- [What to do] Take each line containing the word "глаза" and copy it.

- [Records provided]
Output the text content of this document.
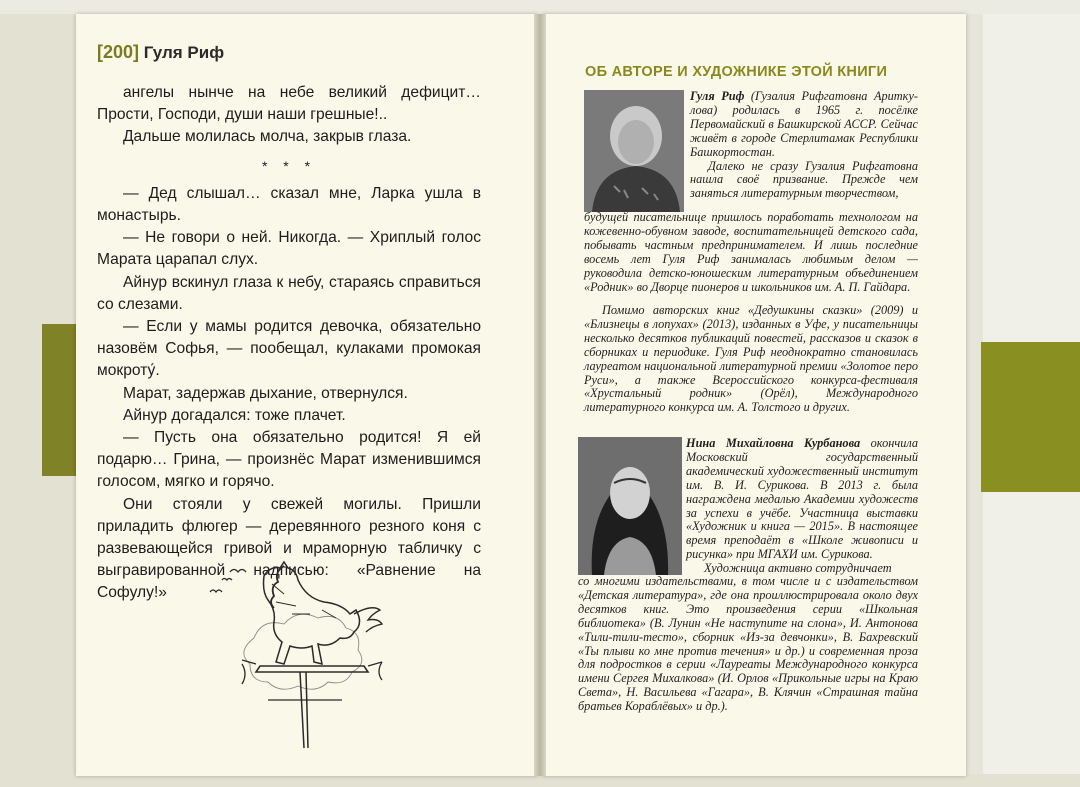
[200] Гуля Риф

ангелы нынче на небе великий дефицит… Прости, Господи, души наши грешные!..

Дальше молилась молча, закрыв глаза.

* * *

— Дед слышал… сказал мне, Ларка ушла в монастырь.

— Не говори о ней. Никогда. — Хриплый голос Марата царапал слух.

Айнур вскинул глаза к небу, стараясь справиться со слезами.

— Если у мамы родится девочка, обязательно назовём Софья, — пообещал, кулаками промокая мокроту́.

Марат, задержав дыхание, отвернулся.

Айнур догадался: тоже плачет.

— Пусть она обязательно родится! Я ей подарю… Грина, — произнёс Марат изменившимся голосом, мягко и горячо.

Они стояли у свежей могилы. Пришли приладить флюгер — деревянного резного коня с развевающейся гривой и мраморную табличку с выгравированной надписью: «Равнение на Софулу!»

ОБ АВТОРЕ И ХУДОЖНИКЕ ЭТОЙ КНИГИ

Гуля Риф (Гузалия Рифгатовна Аритку-лова) родилась в 1965 г. посёлке Первомайский в Башкирской АССР. Сейчас живёт в городе Стерлитамак Республики Башкортостан.

Далеко не сразу Гузалия Рифгатовна нашла своё призвание. Прежде чем заняться литературным творчеством,

будущей писательнице пришлось поработать технологом на кожевенно-обувном заводе, воспитательницей детского сада, побывать частным предпринимателем. И лишь последние восемь лет Гуля Риф занималась любимым делом — руководила детско-юношеским литературным объединением «Родник» во Дворце пионеров и школьников им. А. П. Гайдара.

Помимо авторских книг «Дедушкины сказки» (2009) и «Близнецы в лопухах» (2013), изданных в Уфе, у писательницы несколько десятков публикаций повестей, рассказов и сказок в сборниках и периодике. Гуля Риф неоднократно становилась лауреатом национальной литературной премии «Золотое перо Руси», а также Всероссийского конкурса-фестиваля «Хрустальный родник» (Орёл), Международного литературного конкурса им. А. Толстого и других.

Нина Михайловна Курбанова окончила Московский государственный академический художественный институт им. В. И. Сурикова. В 2013 г. была награждена медалью Академии художеств за успехи в учёбе. Участница выставки «Художник и книга — 2015». В настоящее время преподаёт в «Школе живописи и рисунка» при МГАХИ им. Сурикова.

Художница активно сотрудничает

со многими издательствами, в том числе и с издательством «Детская литература», где она проиллюстрировала около двух десятков книг. Это произведения серии «Школьная библиотека» (В. Лунин «Не наступите на слона», И. Антонова «Тили-тили-тесто», сборник «Из-за девчонки», В. Бахревский «Ты плыви ко мне против течения» и др.) и современная проза для подростков в серии «Лауреаты Международного конкурса имени Сергея Михалкова» (И. Орлов «Прикольные игры на Краю Света», Н. Васильева «Гагара», В. Клячин «Страшная тайна братьев Кораблёвых» и др.).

- [Solution for this problem]
Дальше молилась молча, закрыв глаза.
Айнур вскинул глаза к небу, стараясь справиться со слезами.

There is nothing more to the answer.